- TRY IT
If a line holds an image, leave the image out; write out everything else in the records exactly.

'''

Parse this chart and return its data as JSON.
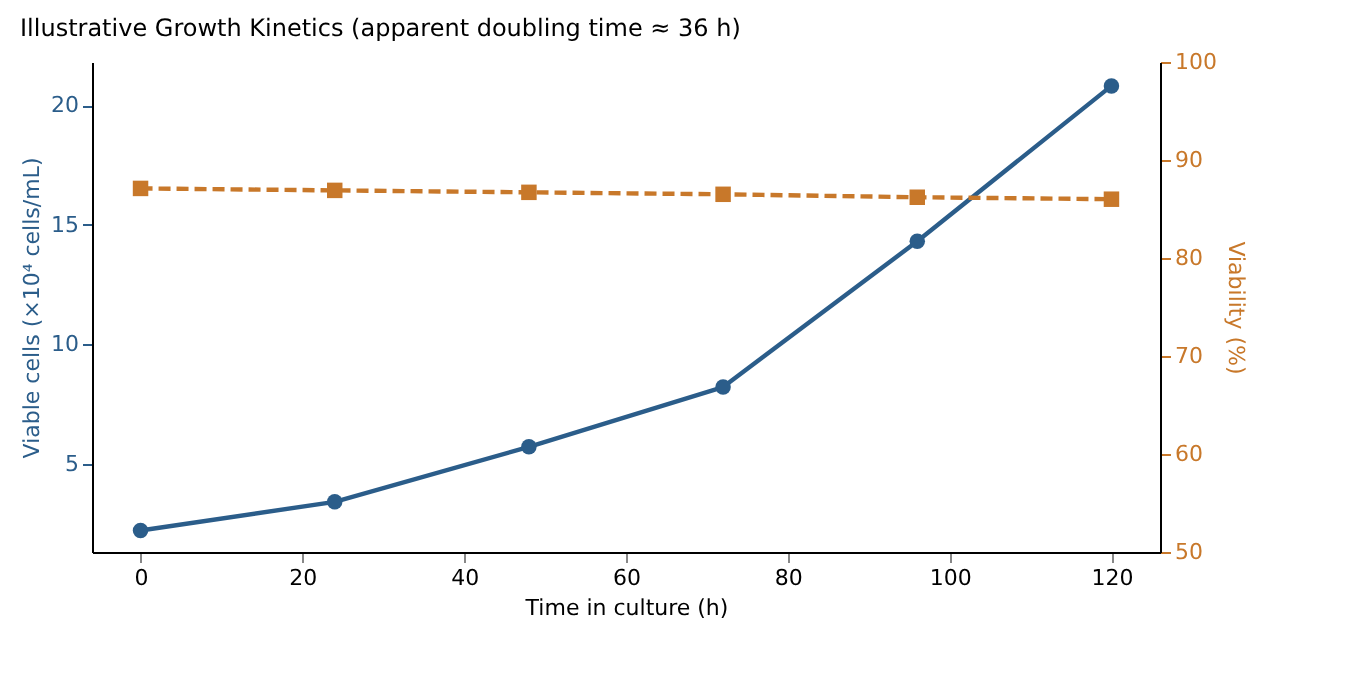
{
  "chart_data": {
    "type": "line",
    "title": "Illustrative Growth Kinetics (apparent doubling time ≈ 36 h)",
    "xlabel": "Time in culture (h)",
    "ylabel": "Viable cells (×10⁴ cells/mL)",
    "y2label": "Viability (%)",
    "x": [
      0,
      24,
      48,
      72,
      96,
      120
    ],
    "xlim": [
      -6,
      126
    ],
    "xticks": [
      0,
      20,
      40,
      60,
      80,
      100,
      120
    ],
    "ylim": [
      1.3,
      21.8
    ],
    "yticks": [
      5,
      10,
      15,
      20
    ],
    "y2lim": [
      50,
      100
    ],
    "y2ticks": [
      50,
      60,
      70,
      80,
      90,
      100
    ],
    "grid": false,
    "series": [
      {
        "color": "#2b5d8a",
        "values": [
          2.2,
          3.4,
          5.7,
          8.2,
          14.3,
          20.8
        ],
        "marker": "circle",
        "line_style": "solid"
      },
      {
        "color": "#c8782a",
        "values": [
          87.1,
          86.9,
          86.7,
          86.5,
          86.2,
          86.0
        ],
        "axis": "y2",
        "marker": "square",
        "line_style": "dashed"
      }
    ]
  }
}
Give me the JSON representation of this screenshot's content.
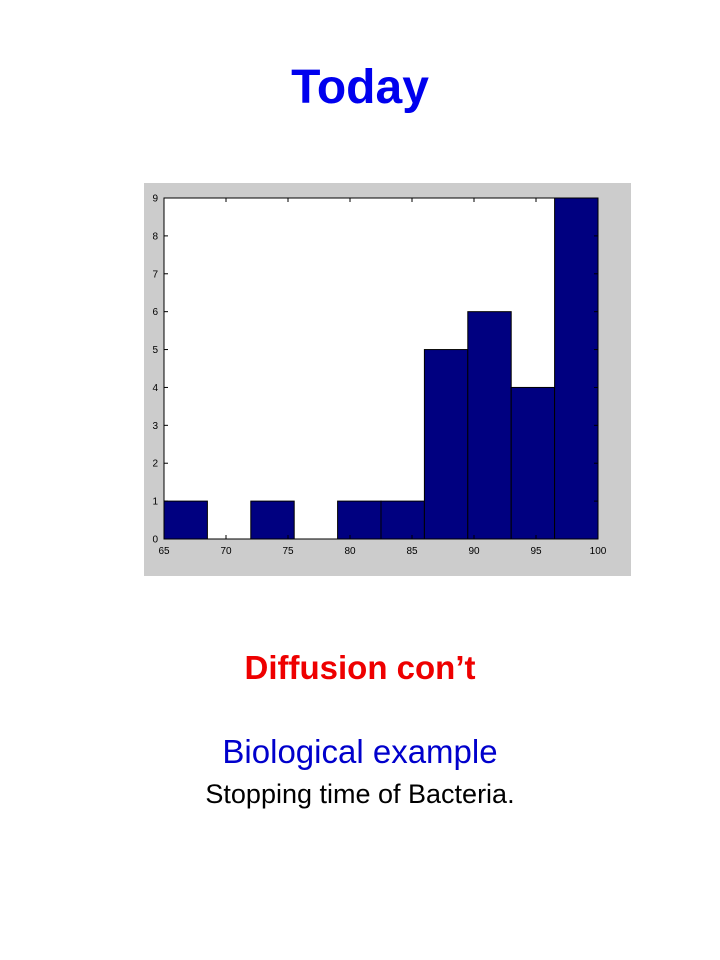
{
  "slide": {
    "title": "Today",
    "subtitle": "Diffusion con’t",
    "example_heading": "Biological example",
    "example_caption": "Stopping time of Bacteria."
  },
  "colors": {
    "title": "#0000ee",
    "subtitle": "#ee0000",
    "example_heading": "#0000cc",
    "bar_fill": "#000080",
    "figure_background": "#cccccc"
  },
  "chart_data": {
    "type": "bar",
    "title": "",
    "xlabel": "",
    "ylabel": "",
    "xlim": [
      65,
      100
    ],
    "ylim": [
      0,
      9
    ],
    "x_ticks": [
      65,
      70,
      75,
      80,
      85,
      90,
      95,
      100
    ],
    "y_ticks": [
      0,
      1,
      2,
      3,
      4,
      5,
      6,
      7,
      8,
      9
    ],
    "bin_edges": [
      65,
      68.5,
      72,
      75.5,
      79,
      82.5,
      86,
      89.5,
      93,
      96.5,
      100
    ],
    "values": [
      1,
      0,
      1,
      0,
      1,
      1,
      5,
      6,
      4,
      9
    ],
    "grid": false,
    "legend": "none"
  }
}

'''

- YOUR RESPONSE
Parse this chart and return its data as JSON.
{
  "chart_data": {
    "type": "line",
    "title": "Illustrative Growth Kinetics (apparent doubling time ≈ 36 h)",
    "xlabel": "Time in culture (h)",
    "ylabel": "Viable cells (×10⁴ cells/mL)",
    "y2label": "Viability (%)",
    "x": [
      0,
      24,
      48,
      72,
      96,
      120
    ],
    "xlim": [
      -6,
      126
    ],
    "xticks": [
      0,
      20,
      40,
      60,
      80,
      100,
      120
    ],
    "ylim": [
      1.3,
      21.8
    ],
    "yticks": [
      5,
      10,
      15,
      20
    ],
    "y2lim": [
      50,
      100
    ],
    "y2ticks": [
      50,
      60,
      70,
      80,
      90,
      100
    ],
    "grid": false,
    "series": [
      {
        "color": "#2b5d8a",
        "values": [
          2.2,
          3.4,
          5.7,
          8.2,
          14.3,
          20.8
        ],
        "marker": "circle",
        "line_style": "solid"
      },
      {
        "color": "#c8782a",
        "values": [
          87.1,
          86.9,
          86.7,
          86.5,
          86.2,
          86.0
        ],
        "axis": "y2",
        "marker": "square",
        "line_style": "dashed"
      }
    ]
  }
}
Give me the JSON representation of this screenshot's content.
{
  "slide": {
    "title": "Today",
    "subtitle": "Diffusion con’t",
    "example_heading": "Biological example",
    "example_caption": "Stopping time of Bacteria."
  },
  "colors": {
    "title": "#0000ee",
    "subtitle": "#ee0000",
    "example_heading": "#0000cc",
    "bar_fill": "#000080",
    "figure_background": "#cccccc"
  },
  "chart_data": {
    "type": "bar",
    "title": "",
    "xlabel": "",
    "ylabel": "",
    "xlim": [
      65,
      100
    ],
    "ylim": [
      0,
      9
    ],
    "x_ticks": [
      65,
      70,
      75,
      80,
      85,
      90,
      95,
      100
    ],
    "y_ticks": [
      0,
      1,
      2,
      3,
      4,
      5,
      6,
      7,
      8,
      9
    ],
    "bin_edges": [
      65,
      68.5,
      72,
      75.5,
      79,
      82.5,
      86,
      89.5,
      93,
      96.5,
      100
    ],
    "values": [
      1,
      0,
      1,
      0,
      1,
      1,
      5,
      6,
      4,
      9
    ],
    "grid": false,
    "legend": "none"
  }
}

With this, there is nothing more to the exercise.